* **The task**:
Word for word, restate every line of the listing that follows.

* **Items from a figure collection**:

• • • •

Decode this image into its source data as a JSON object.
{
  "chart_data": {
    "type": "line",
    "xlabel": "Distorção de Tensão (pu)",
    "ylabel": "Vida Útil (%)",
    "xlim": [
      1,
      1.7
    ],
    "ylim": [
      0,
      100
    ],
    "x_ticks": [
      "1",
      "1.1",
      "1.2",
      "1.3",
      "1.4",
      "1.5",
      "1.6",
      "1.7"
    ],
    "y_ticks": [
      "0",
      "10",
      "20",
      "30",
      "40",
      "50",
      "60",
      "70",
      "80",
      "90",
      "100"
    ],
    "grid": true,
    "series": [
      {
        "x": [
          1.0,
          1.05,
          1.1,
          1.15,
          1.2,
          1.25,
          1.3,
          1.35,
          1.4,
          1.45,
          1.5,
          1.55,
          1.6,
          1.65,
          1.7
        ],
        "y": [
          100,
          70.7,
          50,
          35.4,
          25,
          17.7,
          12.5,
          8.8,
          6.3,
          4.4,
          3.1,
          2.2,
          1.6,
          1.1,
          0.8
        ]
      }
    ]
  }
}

• • • •

* **Output for this task**:
Decode this image into its source data as a JSON object.
{
  "chart_data": {
    "type": "line",
    "xlabel": "Distorção de Tensão (pu)",
    "ylabel": "Vida Útil (%)",
    "xlim": [
      1,
      1.7
    ],
    "ylim": [
      0,
      100
    ],
    "x_ticks": [
      "1",
      "1.1",
      "1.2",
      "1.3",
      "1.4",
      "1.5",
      "1.6",
      "1.7"
    ],
    "y_ticks": [
      "0",
      "10",
      "20",
      "30",
      "40",
      "50",
      "60",
      "70",
      "80",
      "90",
      "100"
    ],
    "grid": true,
    "series": [
      {
        "x": [
          1.0,
          1.05,
          1.1,
          1.15,
          1.2,
          1.25,
          1.3,
          1.35,
          1.4,
          1.45,
          1.5,
          1.55,
          1.6,
          1.65,
          1.7
        ],
        "y": [
          100,
          70.7,
          50,
          35.4,
          25,
          17.7,
          12.5,
          8.8,
          6.3,
          4.4,
          3.1,
          2.2,
          1.6,
          1.1,
          0.8
        ]
      }
    ]
  }
}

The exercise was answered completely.